* Written exercise: Your task is to copy every line of the entries that contains "name".

Items from a data source:
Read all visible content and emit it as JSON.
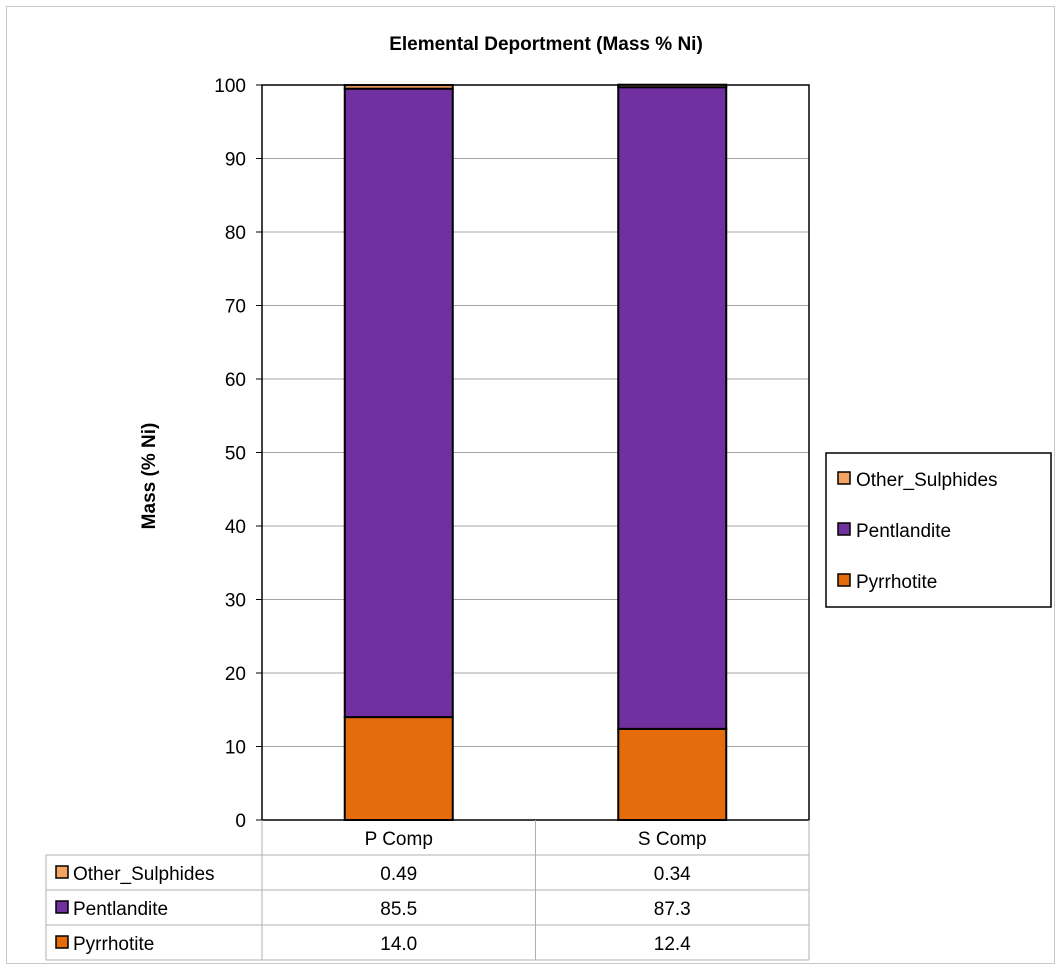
{
  "chart_data": {
    "type": "bar",
    "stacked": true,
    "title": "Elemental Deportment (Mass % Ni)",
    "xlabel": "",
    "ylabel": "Mass (% Ni)",
    "ylim": [
      0,
      100
    ],
    "yticks": [
      0,
      10,
      20,
      30,
      40,
      50,
      60,
      70,
      80,
      90,
      100
    ],
    "grid": true,
    "legend_position": "right",
    "categories": [
      "P Comp",
      "S Comp"
    ],
    "series": [
      {
        "name": "Pyrrhotite",
        "values": [
          14.0,
          12.4
        ],
        "color": "#e46c0a"
      },
      {
        "name": "Pentlandite",
        "values": [
          85.5,
          87.3
        ],
        "color": "#7030a0"
      },
      {
        "name": "Other_Sulphides",
        "values": [
          0.49,
          0.34
        ],
        "color": "#f4a460"
      }
    ],
    "data_table": {
      "rows": [
        {
          "name": "Other_Sulphides",
          "values": [
            "0.49",
            "0.34"
          ]
        },
        {
          "name": "Pentlandite",
          "values": [
            "85.5",
            "87.3"
          ]
        },
        {
          "name": "Pyrrhotite",
          "values": [
            "14.0",
            "12.4"
          ]
        }
      ]
    },
    "legend": [
      "Other_Sulphides",
      "Pentlandite",
      "Pyrrhotite"
    ]
  }
}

* Finished task:
        "name": "Pyrrhotite",
        "name": "Pentlandite",
        "name": "Other_Sulphides",
          "name": "Other_Sulphides",
          "name": "Pentlandite",
          "name": "Pyrrhotite",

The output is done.